* **Collection entries**:

▼▼▼

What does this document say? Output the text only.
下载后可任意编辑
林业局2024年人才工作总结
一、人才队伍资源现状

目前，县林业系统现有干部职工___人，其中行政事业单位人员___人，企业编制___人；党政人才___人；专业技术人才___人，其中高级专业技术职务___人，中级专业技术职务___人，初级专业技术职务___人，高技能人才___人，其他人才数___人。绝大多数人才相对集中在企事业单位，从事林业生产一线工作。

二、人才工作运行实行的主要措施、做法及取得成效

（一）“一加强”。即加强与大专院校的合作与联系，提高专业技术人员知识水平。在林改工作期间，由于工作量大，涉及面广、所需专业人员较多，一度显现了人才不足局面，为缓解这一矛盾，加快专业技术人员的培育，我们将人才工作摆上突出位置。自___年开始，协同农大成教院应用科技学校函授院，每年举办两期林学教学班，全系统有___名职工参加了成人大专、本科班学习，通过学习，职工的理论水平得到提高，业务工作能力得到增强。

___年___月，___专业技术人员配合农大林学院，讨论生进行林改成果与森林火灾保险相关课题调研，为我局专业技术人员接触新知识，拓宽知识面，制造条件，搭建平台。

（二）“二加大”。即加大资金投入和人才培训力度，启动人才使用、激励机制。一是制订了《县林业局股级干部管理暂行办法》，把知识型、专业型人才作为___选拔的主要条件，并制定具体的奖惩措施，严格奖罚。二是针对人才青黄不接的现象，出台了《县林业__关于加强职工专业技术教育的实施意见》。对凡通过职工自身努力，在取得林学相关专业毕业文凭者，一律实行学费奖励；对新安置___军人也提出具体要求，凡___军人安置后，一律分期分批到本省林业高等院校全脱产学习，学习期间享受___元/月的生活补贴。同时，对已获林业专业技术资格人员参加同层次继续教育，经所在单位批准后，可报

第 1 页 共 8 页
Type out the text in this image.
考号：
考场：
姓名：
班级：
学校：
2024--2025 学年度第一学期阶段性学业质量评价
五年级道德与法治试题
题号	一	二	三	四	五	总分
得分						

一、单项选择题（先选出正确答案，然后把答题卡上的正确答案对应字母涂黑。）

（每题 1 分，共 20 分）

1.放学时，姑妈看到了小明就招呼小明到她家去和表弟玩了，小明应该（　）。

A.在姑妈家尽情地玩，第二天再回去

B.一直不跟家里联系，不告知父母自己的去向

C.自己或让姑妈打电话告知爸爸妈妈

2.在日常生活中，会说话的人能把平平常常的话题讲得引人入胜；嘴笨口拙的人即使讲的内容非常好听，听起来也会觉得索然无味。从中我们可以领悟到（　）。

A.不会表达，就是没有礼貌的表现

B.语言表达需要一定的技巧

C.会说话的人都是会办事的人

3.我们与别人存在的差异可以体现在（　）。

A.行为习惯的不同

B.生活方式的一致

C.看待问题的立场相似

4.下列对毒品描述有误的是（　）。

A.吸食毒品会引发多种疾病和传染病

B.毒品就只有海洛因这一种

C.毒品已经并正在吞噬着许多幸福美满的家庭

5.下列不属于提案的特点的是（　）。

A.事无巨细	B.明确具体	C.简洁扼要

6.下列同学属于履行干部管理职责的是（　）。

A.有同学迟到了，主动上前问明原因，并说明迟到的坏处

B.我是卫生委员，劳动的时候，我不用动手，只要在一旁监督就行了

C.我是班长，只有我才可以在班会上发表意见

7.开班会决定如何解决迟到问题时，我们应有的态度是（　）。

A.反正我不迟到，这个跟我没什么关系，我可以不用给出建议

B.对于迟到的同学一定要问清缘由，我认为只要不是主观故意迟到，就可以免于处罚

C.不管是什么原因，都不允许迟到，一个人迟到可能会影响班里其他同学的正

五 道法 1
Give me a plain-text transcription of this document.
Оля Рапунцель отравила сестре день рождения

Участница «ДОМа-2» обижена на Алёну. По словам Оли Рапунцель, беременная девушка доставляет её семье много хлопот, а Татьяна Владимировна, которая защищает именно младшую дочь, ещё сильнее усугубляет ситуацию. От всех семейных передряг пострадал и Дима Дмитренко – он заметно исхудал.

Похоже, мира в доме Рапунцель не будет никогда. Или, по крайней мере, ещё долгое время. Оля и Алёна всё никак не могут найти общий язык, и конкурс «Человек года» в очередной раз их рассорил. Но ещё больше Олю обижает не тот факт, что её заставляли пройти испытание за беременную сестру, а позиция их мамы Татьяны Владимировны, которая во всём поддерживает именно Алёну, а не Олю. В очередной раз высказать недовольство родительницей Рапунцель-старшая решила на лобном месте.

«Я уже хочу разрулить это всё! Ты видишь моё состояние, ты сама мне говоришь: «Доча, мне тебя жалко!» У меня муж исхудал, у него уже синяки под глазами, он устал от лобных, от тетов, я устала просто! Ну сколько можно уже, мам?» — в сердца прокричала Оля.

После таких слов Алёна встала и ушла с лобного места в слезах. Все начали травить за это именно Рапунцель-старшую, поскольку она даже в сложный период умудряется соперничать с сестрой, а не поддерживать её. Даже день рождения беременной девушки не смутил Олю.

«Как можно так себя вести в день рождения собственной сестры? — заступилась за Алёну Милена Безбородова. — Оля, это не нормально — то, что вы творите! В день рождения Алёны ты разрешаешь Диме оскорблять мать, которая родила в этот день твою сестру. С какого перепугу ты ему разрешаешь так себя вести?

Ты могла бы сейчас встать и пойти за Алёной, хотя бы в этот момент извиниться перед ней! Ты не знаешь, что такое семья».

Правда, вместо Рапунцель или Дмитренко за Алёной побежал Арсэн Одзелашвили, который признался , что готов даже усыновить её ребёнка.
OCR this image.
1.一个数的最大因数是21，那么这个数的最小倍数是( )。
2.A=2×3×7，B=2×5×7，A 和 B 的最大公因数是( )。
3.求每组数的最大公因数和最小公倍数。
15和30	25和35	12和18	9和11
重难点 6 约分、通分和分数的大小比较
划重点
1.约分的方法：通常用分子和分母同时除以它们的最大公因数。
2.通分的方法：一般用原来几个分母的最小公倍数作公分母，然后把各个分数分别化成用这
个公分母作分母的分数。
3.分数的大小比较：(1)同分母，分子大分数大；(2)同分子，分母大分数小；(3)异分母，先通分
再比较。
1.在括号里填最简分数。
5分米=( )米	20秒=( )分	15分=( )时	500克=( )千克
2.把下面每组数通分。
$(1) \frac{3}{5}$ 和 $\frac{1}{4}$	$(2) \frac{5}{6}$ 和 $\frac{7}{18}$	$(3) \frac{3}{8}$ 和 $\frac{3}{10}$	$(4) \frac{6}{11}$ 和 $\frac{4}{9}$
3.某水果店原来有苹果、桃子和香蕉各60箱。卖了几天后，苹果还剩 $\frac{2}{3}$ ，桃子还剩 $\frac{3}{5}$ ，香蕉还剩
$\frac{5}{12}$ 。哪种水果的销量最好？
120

▲▲▲

Search the lines above for the string "рождения" and copy each line that has it.

Оля Рапунцель отравила сестре день рождения
После таких слов Алёна встала и ушла с лобного места в слезах. Все начали травить за это именно Рапунцель-старшую, поскольку она даже в сложный период умудряется соперничать с сестрой, а не поддерживать её. Даже день рождения беременной девушки не смутил Олю.
«Как можно так себя вести в день рождения собственной сестры? — заступилась за Алёну Милена Безбородова. — Оля, это не нормально — то, что вы творите! В день рождения Алёны ты разрешаешь Диме оскорблять мать, которая родила в этот день твою сестру. С какого перепугу ты ему разрешаешь так себя вести?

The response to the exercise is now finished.